## [EXERCISE BRIEF]
Select all lines in the records that include "resistance".

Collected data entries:
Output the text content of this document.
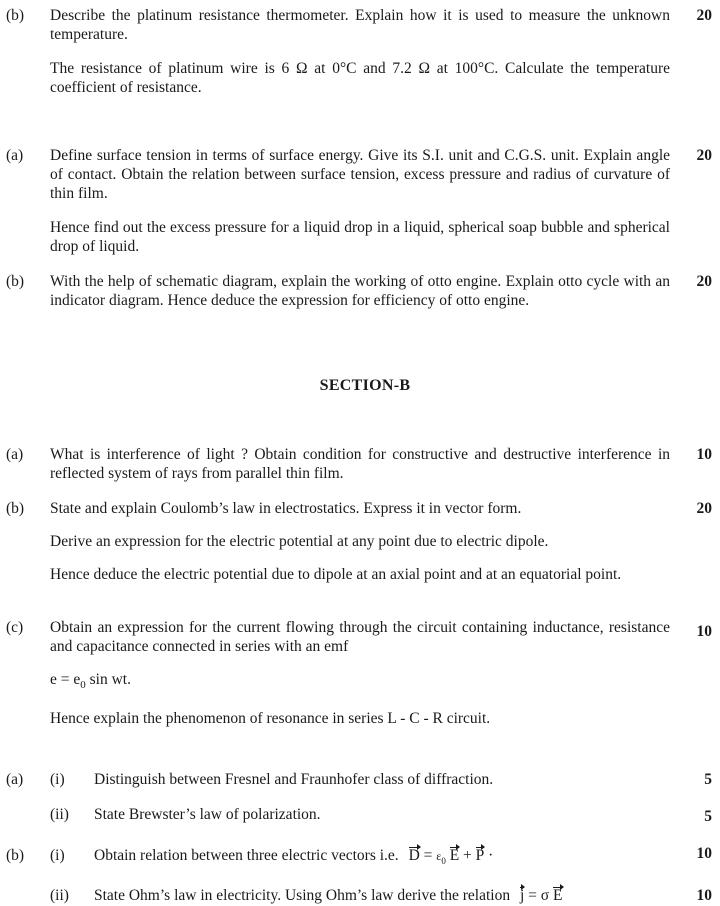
(b) Describe the platinum resistance thermometer. Explain how it is used to measure the unknown temperature.

The resistance of platinum wire is 6 Ω at 0°C and 7.2 Ω at 100°C. Calculate the temperature coefficient of resistance.

20
(a) Define surface tension in terms of surface energy. Give its S.I. unit and C.G.S. unit. Explain angle of contact. Obtain the relation between surface tension, excess pressure and radius of curvature of thin film.

Hence find out the excess pressure for a liquid drop in a liquid, spherical soap bubble and spherical drop of liquid.

20
(b) With the help of schematic diagram, explain the working of otto engine. Explain otto cycle with an indicator diagram. Hence deduce the expression for efficiency of otto engine.

20
SECTION-B
(a) What is interference of light ? Obtain condition for constructive and destructive interference in reflected system of rays from parallel thin film.

10
(b) State and explain Coulomb’s law in electrostatics. Express it in vector form.

Derive an expression for the electric potential at any point due to electric dipole.

Hence deduce the electric potential due to dipole at an axial point and at an equatorial point.

20
(c) Obtain an expression for the current flowing through the circuit containing inductance, resistance and capacitance connected in series with an emf

$e = e_0$ sin wt.

Hence explain the phenomenon of resonance in series L - C - R circuit.

10
(a) (i) Distinguish between Fresnel and Fraunhofer class of diffraction.	5
(ii) State Brewster’s law of polarization.	5
(b) (i) Obtain relation between three electric vectors i.e. $D = \varepsilon_0$ E + P ·	10
(ii) State Ohm’s law in electricity. Using Ohm’s law derive the relation j = σ E	10
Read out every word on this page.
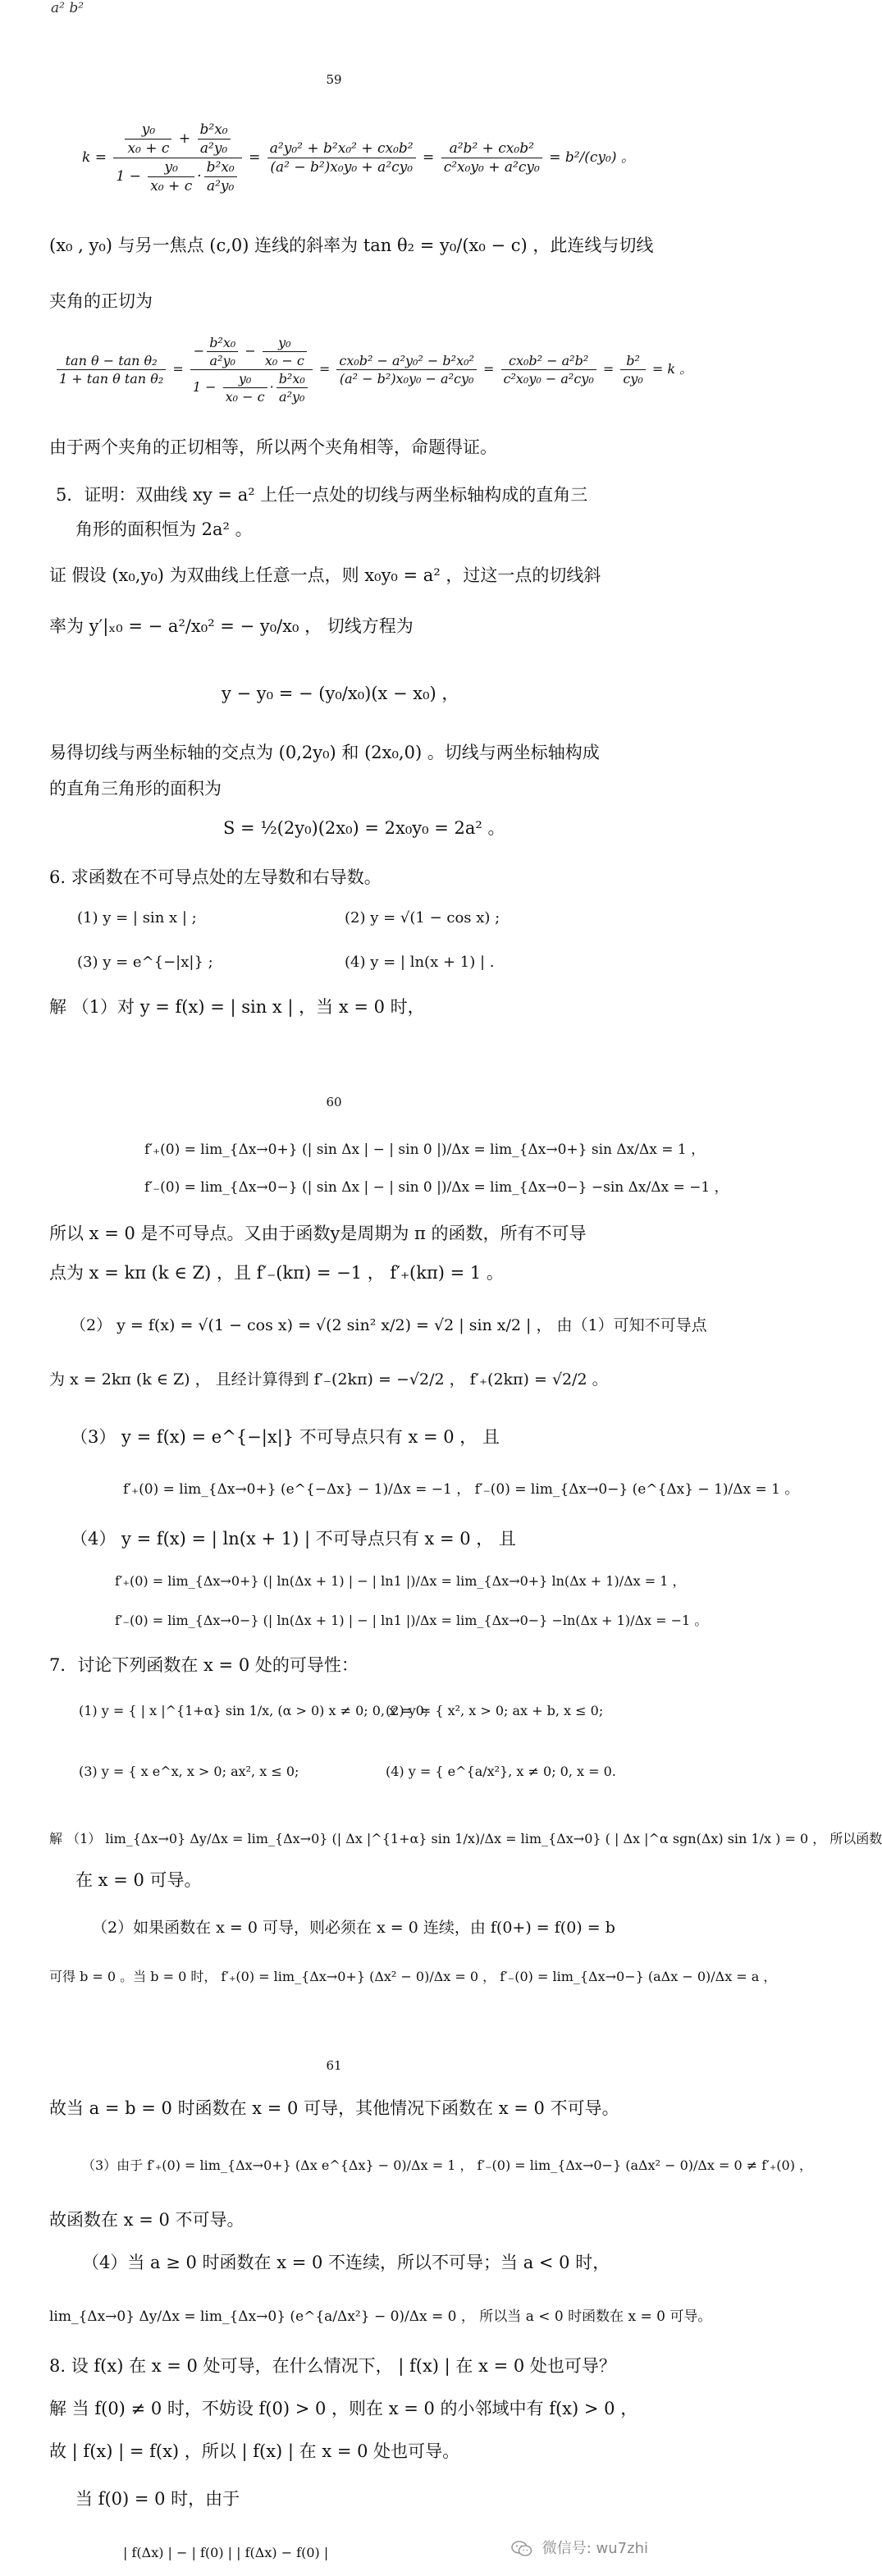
a² b²
59
$k = \frac{\frac{\text{y₀}}{\text{x₀ + c}} + \frac{\text{b²x₀}}{\text{a²y₀}}}{1 - \frac{\text{y₀}}{\text{x₀ + c}} \cdot \frac{\text{b²x₀}}{\text{a²y₀}}} = \frac{\text{a²y₀² + b²x₀² + cx₀b²}}{\text{(a² − b²)x₀y₀ + a²cy₀}} = \frac{\text{a²b² + cx₀b²}}{\text{c²x₀y₀ + a²cy₀}} = b^2/(cy_0)$ 。
(x₀ , y₀) 与另一焦点 (c,0) 连线的斜率为 tan θ₂ = y₀/(x₀ − c) ，此连线与切线
夹角的正切为
$\frac{\text{tan θ − tan θ₂}}{\text{1 + tan θ tan θ₂}} = \frac{- \frac{\text{b²x₀}}{\text{a²y₀}} - \frac{\text{y₀}}{\text{x₀ − c}}}{1 - \frac{\text{y₀}}{\text{x₀ − c}} \cdot \frac{\text{b²x₀}}{\text{a²y₀}}} = \frac{\text{cx₀b² − a²y₀² − b²x₀²}}{\text{(a² − b²)x₀y₀ − a²cy₀}} = \frac{\text{cx₀b² − a²b²}}{\text{c²x₀y₀ − a²cy₀}} = \frac{\text{b²}}{\text{cy₀}} = k$ 。
由于两个夹角的正切相等，所以两个夹角相等，命题得证。
5．证明：双曲线 xy = a² 上任一点处的切线与两坐标轴构成的直角三
角形的面积恒为 2a² 。
证 假设 (x₀,y₀) 为双曲线上任意一点，则 x₀y₀ = a² ，过这一点的切线斜
率为 y′|ₓ₀ = − a²/x₀² = − y₀/x₀ ， 切线方程为
y − y₀ = − (y₀/x₀)(x − x₀) ，
易得切线与两坐标轴的交点为 (0,2y₀) 和 (2x₀,0) 。切线与两坐标轴构成
的直角三角形的面积为
S = ½(2y₀)(2x₀) = 2x₀y₀ = 2a² 。
6. 求函数在不可导点处的左导数和右导数。
(1) y = | sin x | ;	(2) y = √(1 − cos x) ;
(3) y = e^{−|x|} ;	(4) y = | ln(x + 1) | .
解 （1）对 y = f(x) = | sin x | ，当 x = 0 时，
60
f′₊(0) = lim_{Δx→0+} (| sin Δx | − | sin 0 |)/Δx = lim_{Δx→0+} sin Δx/Δx = 1 ，
f′₋(0) = lim_{Δx→0−} (| sin Δx | − | sin 0 |)/Δx = lim_{Δx→0−} −sin Δx/Δx = −1 ，
所以 x = 0 是不可导点。又由于函数y是周期为 π 的函数，所有不可导
点为 x = kπ (k ∈ Z) ，且 f′₋(kπ) = −1 ， f′₊(kπ) = 1 。
（2） y = f(x) = √(1 − cos x) = √(2 sin² x/2) = √2 | sin x/2 | ， 由（1）可知不可导点
为 x = 2kπ (k ∈ Z) ， 且经计算得到 f′₋(2kπ) = −√2/2 ， f′₊(2kπ) = √2/2 。
（3） y = f(x) = e^{−|x|} 不可导点只有 x = 0 ， 且
f′₊(0) = lim_{Δx→0+} (e^{−Δx} − 1)/Δx = −1 ， f′₋(0) = lim_{Δx→0−} (e^{Δx} − 1)/Δx = 1 。
（4） y = f(x) = | ln(x + 1) | 不可导点只有 x = 0 ， 且
f′₊(0) = lim_{Δx→0+} (| ln(Δx + 1) | − | ln1 |)/Δx = lim_{Δx→0+} ln(Δx + 1)/Δx = 1 ，
f′₋(0) = lim_{Δx→0−} (| ln(Δx + 1) | − | ln1 |)/Δx = lim_{Δx→0−} −ln(Δx + 1)/Δx = −1 。
7．讨论下列函数在 x = 0 处的可导性：
(1) y = { | x |^{1+α} sin 1/x, (α > 0) x ≠ 0; 0, x = 0;
(2) y = { x², x > 0; ax + b, x ≤ 0;
(3) y = { x e^x, x > 0; ax², x ≤ 0;	(4) y = { e^{a/x²}, x ≠ 0; 0, x = 0.
解 （1） lim_{Δx→0} Δy/Δx = lim_{Δx→0} (| Δx |^{1+α} sin 1/x)/Δx = lim_{Δx→0} ( | Δx |^α sgn(Δx) sin 1/x ) = 0 ， 所以函数
在 x = 0 可导。
（2）如果函数在 x = 0 可导，则必须在 x = 0 连续，由 f(0+) = f(0) = b
可得 b = 0 。当 b = 0 时， f′₊(0) = lim_{Δx→0+} (Δx² − 0)/Δx = 0 ， f′₋(0) = lim_{Δx→0−} (aΔx − 0)/Δx = a ，
61
故当 a = b = 0 时函数在 x = 0 可导，其他情况下函数在 x = 0 不可导。
（3）由于 f′₊(0) = lim_{Δx→0+} (Δx e^{Δx} − 0)/Δx = 1 ， f′₋(0) = lim_{Δx→0−} (aΔx² − 0)/Δx = 0 ≠ f′₊(0) ，
故函数在 x = 0 不可导。
（4）当 a ≥ 0 时函数在 x = 0 不连续，所以不可导；当 a < 0 时，
lim_{Δx→0} Δy/Δx = lim_{Δx→0} (e^{a/Δx²} − 0)/Δx = 0 ， 所以当 a < 0 时函数在 x = 0 可导。
8. 设 f(x) 在 x = 0 处可导，在什么情况下， | f(x) | 在 x = 0 处也可导？
解 当 f(0) ≠ 0 时，不妨设 f(0) > 0 ，则在 x = 0 的小邻域中有 f(x) > 0 ，
故 | f(x) | = f(x) ，所以 | f(x) | 在 x = 0 处也可导。
当 f(0) = 0 时，由于
| f(Δx) | − | f(0) | | f(Δx) − f(0) |	微信号: wu7zhi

## [ANSWER TO THE EXERCISE]
(b) Describe the platinum resistance thermometer. Explain how it is used to measure the unknown temperature.
The resistance of platinum wire is 6 Ω at 0°C and 7.2 Ω at 100°C. Calculate the temperature coefficient of resistance.
(c) Obtain an expression for the current flowing through the circuit containing inductance, resistance and capacitance connected in series with an emf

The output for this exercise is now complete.